In the lines below, find how many contain the word "area" and report that figure alone.

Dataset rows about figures
==*==

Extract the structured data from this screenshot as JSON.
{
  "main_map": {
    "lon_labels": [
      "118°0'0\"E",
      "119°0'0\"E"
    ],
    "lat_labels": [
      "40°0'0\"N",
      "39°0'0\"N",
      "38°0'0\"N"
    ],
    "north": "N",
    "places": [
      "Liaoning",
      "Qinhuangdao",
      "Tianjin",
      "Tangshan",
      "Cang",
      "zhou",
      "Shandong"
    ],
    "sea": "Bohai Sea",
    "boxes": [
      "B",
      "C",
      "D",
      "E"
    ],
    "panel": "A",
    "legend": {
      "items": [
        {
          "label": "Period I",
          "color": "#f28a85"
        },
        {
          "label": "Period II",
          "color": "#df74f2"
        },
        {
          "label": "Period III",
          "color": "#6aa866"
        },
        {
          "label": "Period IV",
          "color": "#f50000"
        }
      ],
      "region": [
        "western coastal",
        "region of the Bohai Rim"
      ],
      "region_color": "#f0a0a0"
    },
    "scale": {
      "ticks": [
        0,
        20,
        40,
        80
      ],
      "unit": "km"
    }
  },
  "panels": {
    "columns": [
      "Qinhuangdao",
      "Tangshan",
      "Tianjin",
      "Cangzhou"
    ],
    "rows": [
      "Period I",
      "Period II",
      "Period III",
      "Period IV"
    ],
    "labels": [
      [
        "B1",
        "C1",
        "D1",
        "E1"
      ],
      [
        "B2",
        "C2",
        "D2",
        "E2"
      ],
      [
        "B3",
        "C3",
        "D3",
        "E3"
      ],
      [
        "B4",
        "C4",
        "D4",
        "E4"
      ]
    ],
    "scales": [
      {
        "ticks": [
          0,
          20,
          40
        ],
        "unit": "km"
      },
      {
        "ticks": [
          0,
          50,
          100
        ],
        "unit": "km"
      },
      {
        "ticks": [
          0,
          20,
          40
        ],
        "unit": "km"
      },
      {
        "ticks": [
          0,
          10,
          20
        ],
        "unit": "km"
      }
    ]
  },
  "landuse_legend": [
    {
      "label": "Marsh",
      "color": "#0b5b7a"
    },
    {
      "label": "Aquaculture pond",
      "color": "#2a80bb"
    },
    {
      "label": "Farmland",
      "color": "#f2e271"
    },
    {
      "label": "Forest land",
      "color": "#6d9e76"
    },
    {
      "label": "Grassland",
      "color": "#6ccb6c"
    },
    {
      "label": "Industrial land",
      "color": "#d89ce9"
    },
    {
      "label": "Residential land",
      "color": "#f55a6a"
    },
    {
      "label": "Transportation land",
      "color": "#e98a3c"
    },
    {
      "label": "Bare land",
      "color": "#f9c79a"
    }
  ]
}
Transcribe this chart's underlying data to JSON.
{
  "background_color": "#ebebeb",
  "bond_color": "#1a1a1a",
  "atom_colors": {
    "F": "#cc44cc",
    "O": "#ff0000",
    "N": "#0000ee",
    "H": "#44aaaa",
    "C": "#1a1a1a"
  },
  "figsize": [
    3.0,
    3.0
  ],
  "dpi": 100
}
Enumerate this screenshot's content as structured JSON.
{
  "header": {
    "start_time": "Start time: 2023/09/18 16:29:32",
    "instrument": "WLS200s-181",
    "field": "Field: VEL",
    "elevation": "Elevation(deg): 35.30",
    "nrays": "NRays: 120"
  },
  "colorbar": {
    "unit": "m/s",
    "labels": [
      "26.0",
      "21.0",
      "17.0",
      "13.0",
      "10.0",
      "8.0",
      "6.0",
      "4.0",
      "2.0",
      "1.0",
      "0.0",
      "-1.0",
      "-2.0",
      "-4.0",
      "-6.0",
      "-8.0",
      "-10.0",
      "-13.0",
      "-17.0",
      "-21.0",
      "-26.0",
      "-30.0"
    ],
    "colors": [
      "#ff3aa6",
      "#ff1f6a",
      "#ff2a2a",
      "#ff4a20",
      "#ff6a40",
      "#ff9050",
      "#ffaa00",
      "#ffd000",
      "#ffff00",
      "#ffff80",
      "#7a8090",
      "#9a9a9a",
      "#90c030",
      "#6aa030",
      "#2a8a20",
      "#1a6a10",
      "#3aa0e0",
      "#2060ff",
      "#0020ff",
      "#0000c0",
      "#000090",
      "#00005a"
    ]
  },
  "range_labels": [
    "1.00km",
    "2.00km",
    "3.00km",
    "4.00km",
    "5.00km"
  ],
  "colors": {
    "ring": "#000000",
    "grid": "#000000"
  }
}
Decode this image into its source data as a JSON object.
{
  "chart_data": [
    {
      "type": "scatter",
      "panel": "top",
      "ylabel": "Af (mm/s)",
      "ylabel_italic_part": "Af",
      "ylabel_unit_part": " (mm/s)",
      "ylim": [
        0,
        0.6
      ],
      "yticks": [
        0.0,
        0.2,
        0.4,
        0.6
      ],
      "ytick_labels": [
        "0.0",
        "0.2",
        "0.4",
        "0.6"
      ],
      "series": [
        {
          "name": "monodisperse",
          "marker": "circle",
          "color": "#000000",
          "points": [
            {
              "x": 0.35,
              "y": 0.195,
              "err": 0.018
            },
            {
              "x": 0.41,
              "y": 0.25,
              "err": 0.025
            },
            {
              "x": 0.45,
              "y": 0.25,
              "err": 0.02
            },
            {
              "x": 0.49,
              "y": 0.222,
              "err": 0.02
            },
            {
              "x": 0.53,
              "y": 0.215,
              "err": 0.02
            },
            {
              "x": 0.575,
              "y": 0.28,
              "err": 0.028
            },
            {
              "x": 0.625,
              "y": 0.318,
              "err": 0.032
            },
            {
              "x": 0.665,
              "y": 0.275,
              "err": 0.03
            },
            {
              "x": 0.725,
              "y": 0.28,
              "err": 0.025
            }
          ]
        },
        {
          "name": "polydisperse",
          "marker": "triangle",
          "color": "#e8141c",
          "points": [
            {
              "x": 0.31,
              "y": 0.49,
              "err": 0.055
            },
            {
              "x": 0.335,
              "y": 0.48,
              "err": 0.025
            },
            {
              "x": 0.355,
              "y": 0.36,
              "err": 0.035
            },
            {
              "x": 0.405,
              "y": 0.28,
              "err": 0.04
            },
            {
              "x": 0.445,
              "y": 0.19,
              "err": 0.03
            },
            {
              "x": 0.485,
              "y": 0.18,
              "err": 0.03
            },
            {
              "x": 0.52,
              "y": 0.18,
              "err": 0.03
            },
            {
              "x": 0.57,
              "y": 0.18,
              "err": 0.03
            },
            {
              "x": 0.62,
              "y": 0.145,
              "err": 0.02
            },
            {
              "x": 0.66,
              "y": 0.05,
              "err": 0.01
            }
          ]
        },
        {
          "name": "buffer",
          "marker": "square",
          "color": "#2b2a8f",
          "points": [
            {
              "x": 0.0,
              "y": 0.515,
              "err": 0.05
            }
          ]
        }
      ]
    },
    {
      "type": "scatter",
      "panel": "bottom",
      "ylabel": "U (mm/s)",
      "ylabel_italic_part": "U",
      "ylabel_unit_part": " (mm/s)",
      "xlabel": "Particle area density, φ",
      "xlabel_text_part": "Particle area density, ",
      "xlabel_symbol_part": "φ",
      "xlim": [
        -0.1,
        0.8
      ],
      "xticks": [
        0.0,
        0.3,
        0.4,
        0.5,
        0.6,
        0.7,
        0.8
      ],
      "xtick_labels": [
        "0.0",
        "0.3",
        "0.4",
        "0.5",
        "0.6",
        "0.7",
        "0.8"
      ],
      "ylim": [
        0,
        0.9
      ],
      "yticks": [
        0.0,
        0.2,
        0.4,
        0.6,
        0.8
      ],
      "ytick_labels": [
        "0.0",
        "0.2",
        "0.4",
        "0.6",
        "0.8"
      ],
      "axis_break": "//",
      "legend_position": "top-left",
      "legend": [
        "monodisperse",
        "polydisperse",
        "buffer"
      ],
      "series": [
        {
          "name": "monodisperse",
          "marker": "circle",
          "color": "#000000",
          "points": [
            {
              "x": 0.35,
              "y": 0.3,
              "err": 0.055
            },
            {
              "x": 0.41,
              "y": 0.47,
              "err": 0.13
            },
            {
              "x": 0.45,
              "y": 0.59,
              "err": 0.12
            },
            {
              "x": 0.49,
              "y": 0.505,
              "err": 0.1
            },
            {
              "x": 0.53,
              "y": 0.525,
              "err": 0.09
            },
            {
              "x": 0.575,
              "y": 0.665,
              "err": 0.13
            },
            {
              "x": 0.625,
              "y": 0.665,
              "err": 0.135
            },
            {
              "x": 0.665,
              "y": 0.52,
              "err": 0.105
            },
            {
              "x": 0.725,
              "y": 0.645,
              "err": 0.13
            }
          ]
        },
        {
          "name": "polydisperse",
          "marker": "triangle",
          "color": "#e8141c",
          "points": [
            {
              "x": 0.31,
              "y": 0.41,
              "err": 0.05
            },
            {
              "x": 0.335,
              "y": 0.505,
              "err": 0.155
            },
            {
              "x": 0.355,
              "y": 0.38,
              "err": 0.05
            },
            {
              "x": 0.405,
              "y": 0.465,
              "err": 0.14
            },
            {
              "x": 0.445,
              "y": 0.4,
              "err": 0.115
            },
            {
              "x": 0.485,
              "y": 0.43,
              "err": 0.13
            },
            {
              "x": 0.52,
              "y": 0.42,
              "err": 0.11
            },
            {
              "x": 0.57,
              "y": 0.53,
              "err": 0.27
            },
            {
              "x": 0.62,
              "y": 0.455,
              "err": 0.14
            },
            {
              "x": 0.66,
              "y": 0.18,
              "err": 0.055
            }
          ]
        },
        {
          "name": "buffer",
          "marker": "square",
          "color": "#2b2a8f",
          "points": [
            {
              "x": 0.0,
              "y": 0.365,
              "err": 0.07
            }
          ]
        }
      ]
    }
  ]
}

==*==

## WRITTEN ANSWER
2